EL-SUR

Lunes 24 de Enero de 2022

Guerrero, México

Opinión

Entre el poder y la democracia

Jesús Mendoza Zaragoza

Septiembre 11, 2006

Todos la invocan. En el escenario político actual, todas las voces hablan de ella y dicen que actúan en nombre de ella y a favor de ella. Pero un resultado conexo a la elección presidencial devino en un conflicto político en el que ella ha sido puesta en alto riesgo. Sí, el manoseo de la democracia ha sido abundante. Un manoseo impúdico que no termina y que crea un clima de escepticismo y de incertidumbre.
En nombre de la democracia el gobierno federal puso en riesgo la elección, según el dictamen del tribunal electoral, en nombre de la democracia se hizo una “guerra sucia” en los medios, en nombre de la democracia se orquestó un desafuero malogrado, en nombre de la democracia se predicó el miedo y aún el odio ante los inermes ciudadanos, en nombre de la democracia se introdujeron chachalacas en el proceso electoral, en nombre de la democracia se ha mantenido un plantón bloqueando calles en la ciudad de México, en nombre de la democracia se rechaza la vía del diálogo para salir de la crisis política, en nombre de la democracia se gastaron muchos millones en publicidad política como si la sociedad estuviera idiotizada para tragársela sin más, en nombre de la democracia, en fin, se hizo de todo para anular adversarios y apabullar a la gente.
════════════════════
> _LISTA DE ACTIVIDADES_
1. Responde con base en la columna sobre la democracia:
(a) ¿Qué fecha lleva la columna debajo del nombre de su autor?
(b) Según el dictamen de qué tribunal puso en riesgo la elección el gobierno federal?
(c) ¿Qué se ha mantenido en la ciudad de México bloqueando calles?
2. Prosigue la columna sobre la democracia a partir de su última oración.

Registros almacenados
════════════════════
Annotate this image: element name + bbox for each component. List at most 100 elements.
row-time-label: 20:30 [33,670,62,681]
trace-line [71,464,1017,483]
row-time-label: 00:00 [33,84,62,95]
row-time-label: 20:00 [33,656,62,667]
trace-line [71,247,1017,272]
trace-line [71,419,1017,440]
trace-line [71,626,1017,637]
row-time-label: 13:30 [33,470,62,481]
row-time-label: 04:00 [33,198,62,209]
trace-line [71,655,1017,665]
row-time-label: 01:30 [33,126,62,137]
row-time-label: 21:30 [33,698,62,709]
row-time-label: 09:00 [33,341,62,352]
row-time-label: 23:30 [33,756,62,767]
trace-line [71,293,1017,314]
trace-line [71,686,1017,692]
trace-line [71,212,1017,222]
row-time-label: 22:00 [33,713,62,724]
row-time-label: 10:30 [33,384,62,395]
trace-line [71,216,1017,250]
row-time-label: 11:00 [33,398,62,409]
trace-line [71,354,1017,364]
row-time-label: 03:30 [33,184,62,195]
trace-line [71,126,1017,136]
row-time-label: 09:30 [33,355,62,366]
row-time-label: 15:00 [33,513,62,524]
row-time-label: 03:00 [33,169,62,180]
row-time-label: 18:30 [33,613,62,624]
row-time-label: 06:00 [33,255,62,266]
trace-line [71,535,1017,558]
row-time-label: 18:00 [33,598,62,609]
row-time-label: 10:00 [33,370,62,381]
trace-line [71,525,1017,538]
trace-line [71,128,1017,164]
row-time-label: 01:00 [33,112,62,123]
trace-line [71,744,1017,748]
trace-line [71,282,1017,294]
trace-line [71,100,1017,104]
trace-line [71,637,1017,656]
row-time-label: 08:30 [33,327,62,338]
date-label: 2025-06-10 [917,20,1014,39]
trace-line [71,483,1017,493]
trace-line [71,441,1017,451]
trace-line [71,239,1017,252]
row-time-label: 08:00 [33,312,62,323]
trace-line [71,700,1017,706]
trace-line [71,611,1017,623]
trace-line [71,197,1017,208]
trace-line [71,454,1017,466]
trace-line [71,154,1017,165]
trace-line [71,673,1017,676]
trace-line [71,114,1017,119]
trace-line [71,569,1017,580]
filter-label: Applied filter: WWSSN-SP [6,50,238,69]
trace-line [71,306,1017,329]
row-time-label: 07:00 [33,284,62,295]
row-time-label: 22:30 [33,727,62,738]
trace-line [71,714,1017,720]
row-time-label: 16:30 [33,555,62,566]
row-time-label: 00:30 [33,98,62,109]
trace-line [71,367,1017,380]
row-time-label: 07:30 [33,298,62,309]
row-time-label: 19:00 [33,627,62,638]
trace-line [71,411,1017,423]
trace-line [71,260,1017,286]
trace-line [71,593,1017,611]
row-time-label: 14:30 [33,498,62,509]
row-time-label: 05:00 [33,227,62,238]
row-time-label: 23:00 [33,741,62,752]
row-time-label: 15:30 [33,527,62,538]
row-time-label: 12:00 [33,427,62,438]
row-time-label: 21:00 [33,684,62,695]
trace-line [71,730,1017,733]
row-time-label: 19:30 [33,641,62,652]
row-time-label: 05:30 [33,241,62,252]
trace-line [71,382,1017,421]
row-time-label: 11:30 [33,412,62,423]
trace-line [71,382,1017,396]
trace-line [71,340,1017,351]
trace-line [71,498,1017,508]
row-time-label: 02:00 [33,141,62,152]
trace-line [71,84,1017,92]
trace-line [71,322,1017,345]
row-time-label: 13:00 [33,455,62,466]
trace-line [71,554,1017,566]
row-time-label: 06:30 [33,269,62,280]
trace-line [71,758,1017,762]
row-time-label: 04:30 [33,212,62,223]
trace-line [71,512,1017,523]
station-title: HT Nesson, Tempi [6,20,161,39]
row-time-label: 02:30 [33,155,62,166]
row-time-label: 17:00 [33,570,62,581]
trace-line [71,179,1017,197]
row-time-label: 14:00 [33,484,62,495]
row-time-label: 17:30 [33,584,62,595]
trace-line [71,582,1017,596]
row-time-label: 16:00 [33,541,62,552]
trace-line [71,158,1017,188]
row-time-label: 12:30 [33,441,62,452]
════════════════════
> _RESPUESTAS DEL EJERCICIO_
1.
(a) Septiembre 11, 2006.
(b) El tribunal electoral.
(c) Un plantón.

2.
Sí, en el discurso de todos se rinde culto a la democracia pero en la práctica se le golpea. Y no se trata de una incongruencia inconsciente sino de una estrategia planeada por los actores políticos en la que se empeñan en engañar a la gente y en alejarla del escenario de la vida pública para ocupar en ella todo el espacio. En realidad, lo que buscan no es la democracia sino el poder. Eso es todo. Con tal de arrebatar o retener el poder hacen de todo menos democracia. Si quisieran verdaderamente la democracia no mentirían, no injuriarían a nadie, no afectarían a terceros, no tirarían tanto dinero a la basura publicitaria.
Es el instinto de poder el que ha hecho de las suyas. La crisis política que estamos padeciendo pone, ciertamente, en riesgo a la democracia porque se ha dado primacía a la búsqueda del poder sobre el bien común. Lo que ellos quieren es el poder y la democracia es el gran pretexto. Y lo manifiestan en actitudes y criterios antidemocráticas como la intolerancia, el rechazo al diálogo, el escaso respeto a los derechos humanos, la resistencia a un debate serio y a fondo sobre las demandas de la gente, el ajuste de la agenda nacional a los intereses de los partidos políticos.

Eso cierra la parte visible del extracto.